##### TEXTABSCHNITT

Walther Wever (General)
Walther Wever (* 11. November 1887 in Wilhelmsort, Kreis Bromberg; † 3. Juni 1936 in Klotzsche) war ein deutscher Generalleutnant und Chef des Generalstabes der Luftwaffe der Wehrmacht.
Leben
Wever war der Enkel des preußischen Generalstaatsanwalts Georg Carl Wever und Sohn des späteren Direktors der Deutschen Ansiedlungsbank Arnold Wever.[1]
Nach seinem Abitur am Gymnasium Steglitz trat Wever 1905 in Schweidnitz in die preußische Armee ein. 1906 wurde er zum Leutnant und 1914 zum Oberleutnant befördert. Wever wurde im Ersten Weltkrieg Ende Dezember 1914 Adjutant der 21. Infanterie-Brigade und im Juni 1915 zum Hauptmann befördert. Seit Juli 1915 wirkte er in verschiedenen Generalstäben der Truppe. Er hatte dabei das Konzept der sogenannten „flexiblen Vorfeldverteidigung“ entwickelt, mit dem die deutschen Truppen lange dem zunehmenden Druck der Alliierten standhielten. Er wurde im Herbst 1917 in die Operationsabteilung der Obersten Heeresleitung zu Generalfeldmarschall Paul von Hindenburg versetzt. Er war persönlich anwesend, als sich Kaiser Wilhelm II. zum Thronverzicht entschloss. Er war auch einer derjenigen, der dem Kaiser bestätigte, dass zur Vermeidung weiteren Blutvergießens die Fahrt ins holländische Exil erforderlich sei.

##########
##### DATENAUSZUG

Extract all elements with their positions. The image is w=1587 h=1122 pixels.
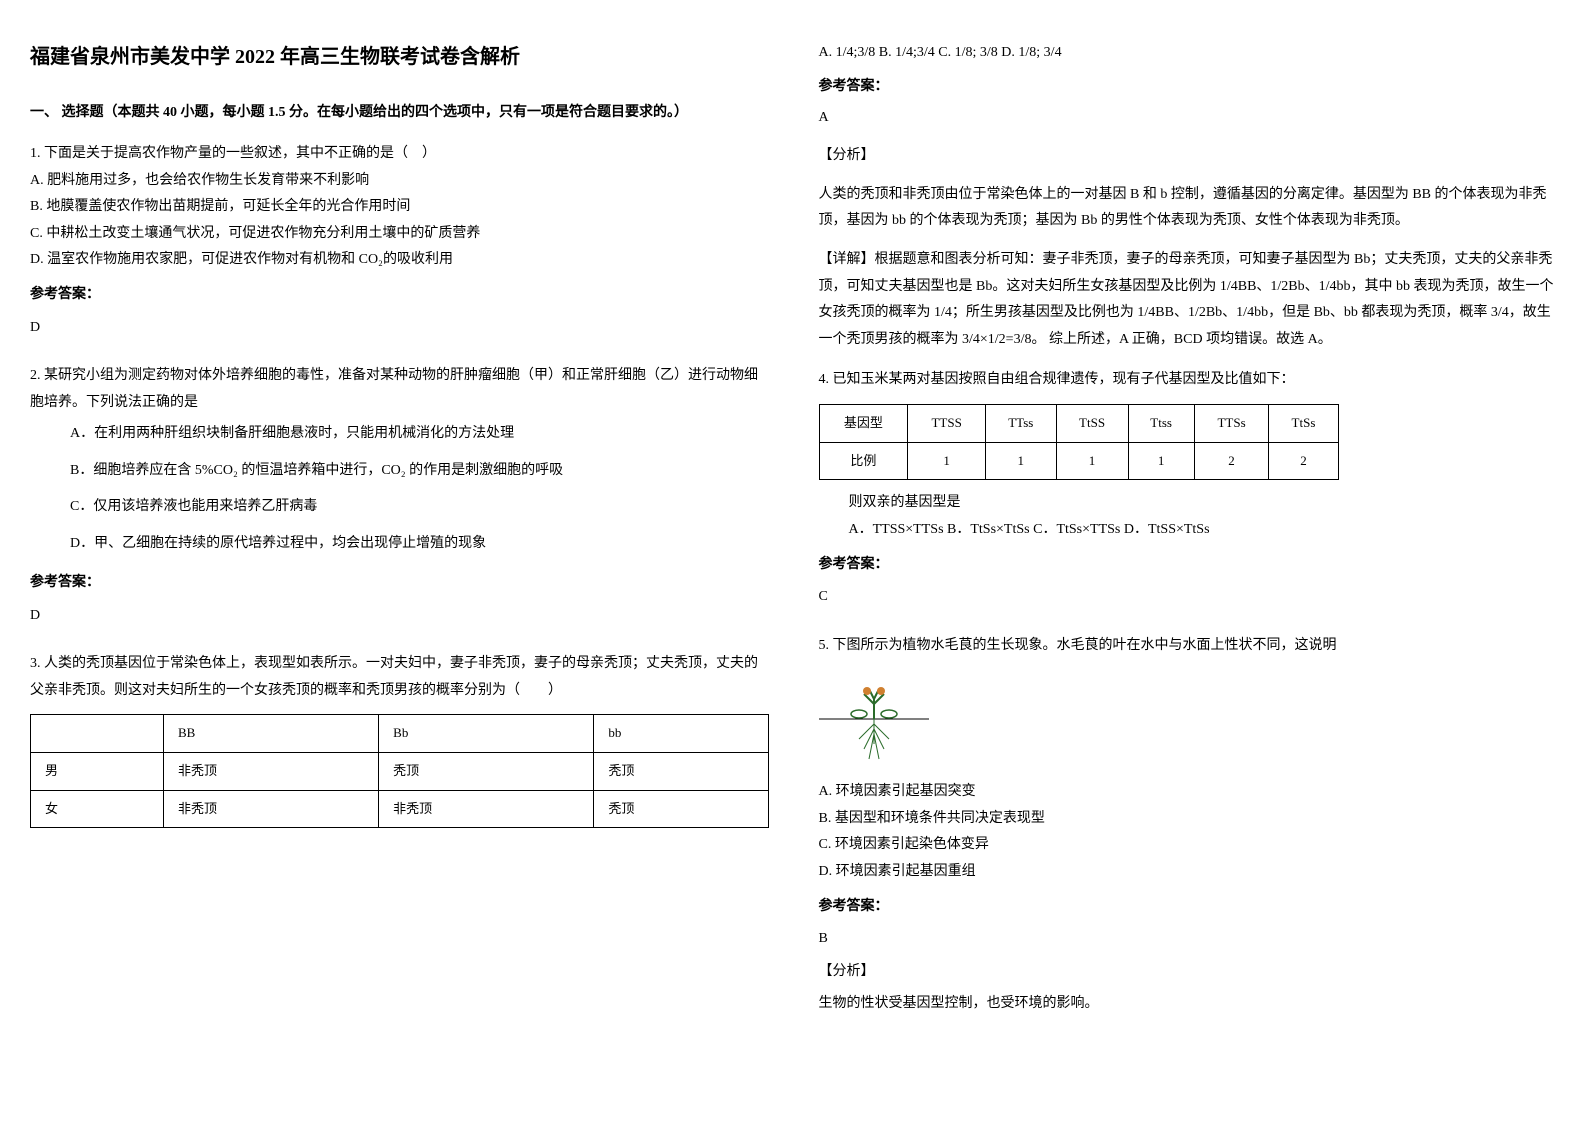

##########

> AUFGABENSTELLUNG A
In welchem Jahr und an welchem Ort trat Wever laut dem Text über Walther Wever in die preußische Armee ein?
> AUFGABENSTELLUNG B
Führe den Text über Walther Wever im Anschluss an seinen letzten Satz weiter.

> ERGEBNIS A
1905 in Schweidnitz.

> ERGEBNIS B
1919 erhielt er zunächst von Hindenburg den Auftrag, die Memoiren Erich Ludendorffs zu redigieren. Anschließend wechselte er in den Generalstab des Gruppenkommandos I in Berlin. Wever setzte sich als einer der ersten öffentlich dafür ein, dass die Offiziere nun in gleicher Hingabe den demokratisch gewählten Machthabern der Weimarer Republik dienen sollten wie bisher dem Kaiser. Er wurde im Oktober 1921 als erster Nicht-Bayer in den Generalstab der 7. Division in München versetzt. Von 1924 bis 1927 war er Chef einer Kompanie. 1926 erfolgte seine Beförderung zum Major. Seit Februar 1927 war er Referent in der Heeres-Abteilung des Truppenamts. Er wurde 1929 Bataillonskommandeur, 1930 Oberstleutnant, seit 1932 Leiter der Heeres-Ausbildungsabteilung im Truppenamt und 1933 Oberst.
Seit dem 1. September 1933 übernahm er im neu geschaffenen Reichsluftfahrtministerium die Leitung des Luftkommandoamtes und wurde im Oktober 1934 zum Generalmajor ernannt. Mit der Einführung der allgemeinen Wehrpflicht im März 1935 wurde seine Funktion als Chef des Generalstabes der Luftwaffe offenkundig. Er wurde im April 1936 Generalleutnant.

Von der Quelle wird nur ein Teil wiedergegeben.